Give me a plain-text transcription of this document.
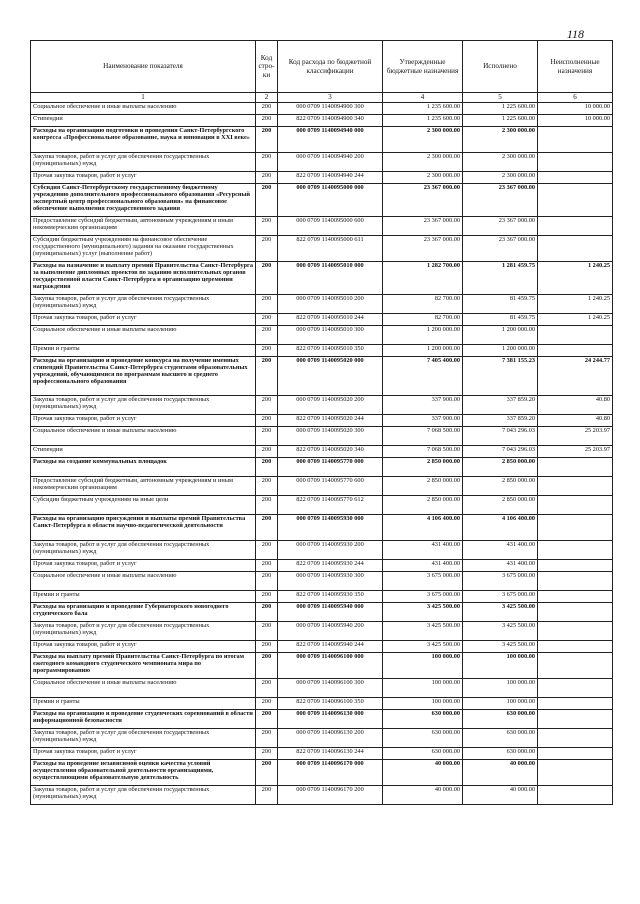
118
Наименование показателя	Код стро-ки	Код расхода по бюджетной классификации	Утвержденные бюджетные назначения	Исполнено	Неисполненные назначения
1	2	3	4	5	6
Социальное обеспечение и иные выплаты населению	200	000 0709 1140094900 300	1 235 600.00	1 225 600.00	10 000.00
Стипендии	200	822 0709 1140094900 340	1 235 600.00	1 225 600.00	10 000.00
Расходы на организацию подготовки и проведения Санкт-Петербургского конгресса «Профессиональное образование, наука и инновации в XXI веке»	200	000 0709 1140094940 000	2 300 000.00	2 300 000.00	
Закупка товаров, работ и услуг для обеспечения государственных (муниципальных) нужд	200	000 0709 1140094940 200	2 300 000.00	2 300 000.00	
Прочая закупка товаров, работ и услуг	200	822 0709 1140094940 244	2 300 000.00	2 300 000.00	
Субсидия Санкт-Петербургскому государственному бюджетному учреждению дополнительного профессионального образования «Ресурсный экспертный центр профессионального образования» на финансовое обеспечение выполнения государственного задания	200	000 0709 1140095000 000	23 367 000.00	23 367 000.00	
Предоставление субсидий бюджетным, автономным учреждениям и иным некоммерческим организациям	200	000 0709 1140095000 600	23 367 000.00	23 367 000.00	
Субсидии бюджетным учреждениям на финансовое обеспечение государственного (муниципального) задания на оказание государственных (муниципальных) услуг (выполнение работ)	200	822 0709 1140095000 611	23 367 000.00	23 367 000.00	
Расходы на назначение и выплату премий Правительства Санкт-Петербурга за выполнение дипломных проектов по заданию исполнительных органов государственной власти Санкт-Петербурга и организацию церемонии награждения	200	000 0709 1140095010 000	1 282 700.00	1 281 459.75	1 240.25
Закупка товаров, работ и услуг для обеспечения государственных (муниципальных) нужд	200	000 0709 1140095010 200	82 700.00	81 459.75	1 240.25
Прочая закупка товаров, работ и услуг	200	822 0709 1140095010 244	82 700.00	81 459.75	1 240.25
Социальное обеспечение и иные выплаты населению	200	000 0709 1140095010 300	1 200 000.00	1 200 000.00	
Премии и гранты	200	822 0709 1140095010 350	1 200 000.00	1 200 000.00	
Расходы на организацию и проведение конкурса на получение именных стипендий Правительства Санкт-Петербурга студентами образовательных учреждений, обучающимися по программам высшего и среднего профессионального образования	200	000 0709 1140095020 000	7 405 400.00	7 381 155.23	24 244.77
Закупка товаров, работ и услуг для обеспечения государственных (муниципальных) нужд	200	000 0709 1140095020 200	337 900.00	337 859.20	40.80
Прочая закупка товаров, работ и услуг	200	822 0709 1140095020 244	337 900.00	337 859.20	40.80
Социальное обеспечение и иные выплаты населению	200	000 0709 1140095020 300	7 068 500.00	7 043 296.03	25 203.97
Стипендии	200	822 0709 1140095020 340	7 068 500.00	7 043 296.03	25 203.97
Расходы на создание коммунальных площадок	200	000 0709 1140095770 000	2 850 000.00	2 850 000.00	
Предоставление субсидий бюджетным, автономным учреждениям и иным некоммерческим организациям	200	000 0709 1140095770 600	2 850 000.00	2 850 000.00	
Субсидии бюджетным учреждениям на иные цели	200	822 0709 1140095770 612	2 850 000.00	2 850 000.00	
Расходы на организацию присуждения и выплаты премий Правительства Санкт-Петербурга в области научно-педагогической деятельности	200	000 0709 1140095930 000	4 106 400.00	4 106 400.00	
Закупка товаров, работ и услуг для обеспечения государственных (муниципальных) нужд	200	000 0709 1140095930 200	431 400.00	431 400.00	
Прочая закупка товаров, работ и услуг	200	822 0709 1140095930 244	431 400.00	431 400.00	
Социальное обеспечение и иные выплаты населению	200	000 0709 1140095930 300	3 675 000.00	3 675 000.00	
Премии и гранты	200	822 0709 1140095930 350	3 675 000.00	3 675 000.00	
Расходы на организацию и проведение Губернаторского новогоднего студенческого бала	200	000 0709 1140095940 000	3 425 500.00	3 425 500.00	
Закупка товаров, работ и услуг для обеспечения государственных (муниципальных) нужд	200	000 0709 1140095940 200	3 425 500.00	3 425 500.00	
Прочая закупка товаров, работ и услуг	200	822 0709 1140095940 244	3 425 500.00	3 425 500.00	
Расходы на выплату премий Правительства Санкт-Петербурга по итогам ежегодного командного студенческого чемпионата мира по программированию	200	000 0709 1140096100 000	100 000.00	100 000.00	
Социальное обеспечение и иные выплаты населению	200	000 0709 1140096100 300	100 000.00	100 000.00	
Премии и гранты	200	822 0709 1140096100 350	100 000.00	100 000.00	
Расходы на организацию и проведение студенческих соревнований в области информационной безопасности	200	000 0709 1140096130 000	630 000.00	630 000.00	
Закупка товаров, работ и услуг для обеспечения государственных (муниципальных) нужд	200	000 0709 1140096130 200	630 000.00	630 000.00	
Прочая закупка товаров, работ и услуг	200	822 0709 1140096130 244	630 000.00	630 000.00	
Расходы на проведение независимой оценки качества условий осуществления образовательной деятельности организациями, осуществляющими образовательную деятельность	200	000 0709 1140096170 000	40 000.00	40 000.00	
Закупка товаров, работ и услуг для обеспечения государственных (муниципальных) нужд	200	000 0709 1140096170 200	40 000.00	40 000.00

---

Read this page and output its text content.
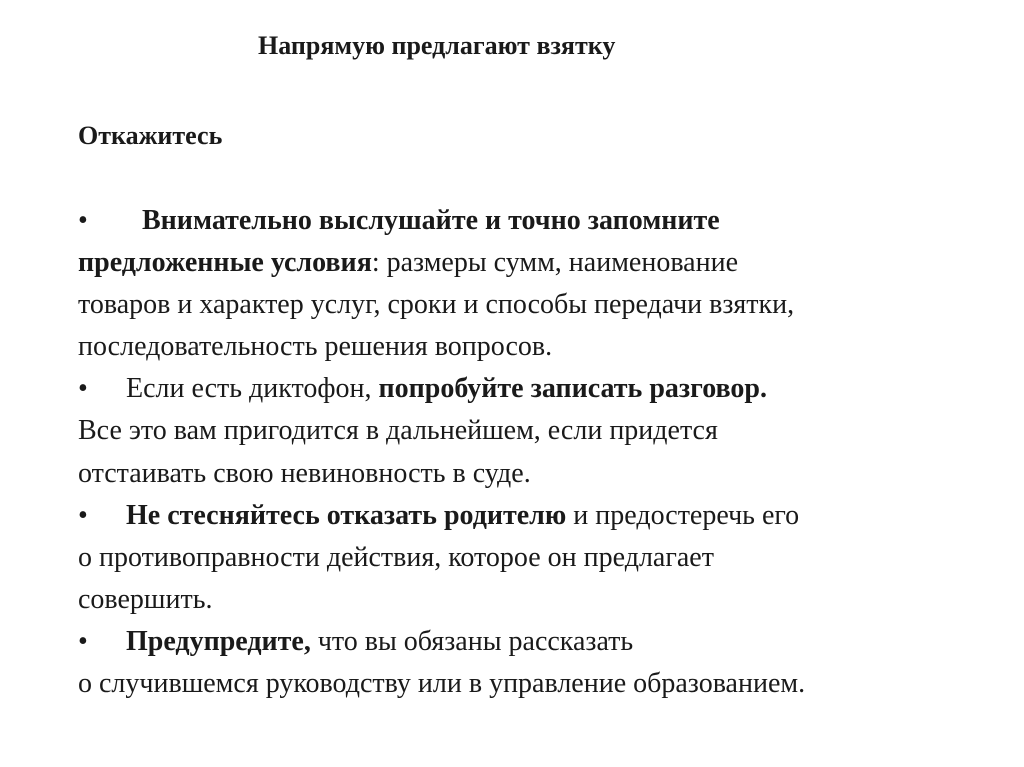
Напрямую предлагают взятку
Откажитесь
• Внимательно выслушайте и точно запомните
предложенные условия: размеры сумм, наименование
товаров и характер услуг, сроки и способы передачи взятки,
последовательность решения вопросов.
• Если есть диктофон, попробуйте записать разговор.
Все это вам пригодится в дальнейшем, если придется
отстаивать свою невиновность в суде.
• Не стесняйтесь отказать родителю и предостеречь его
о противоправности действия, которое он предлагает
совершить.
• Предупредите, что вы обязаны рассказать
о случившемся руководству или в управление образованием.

- _Set problem_: Go through the listing above and pull out each line containing the word "гранты".

- _Result of this task_:
Премии и гранты	200	822 0709 1140095010 350	1 200 000.00	1 200 000.00	
Премии и гранты	200	822 0709 1140095930 350	3 675 000.00	3 675 000.00	
Премии и гранты	200	822 0709 1140096100 350	100 000.00	100 000.00	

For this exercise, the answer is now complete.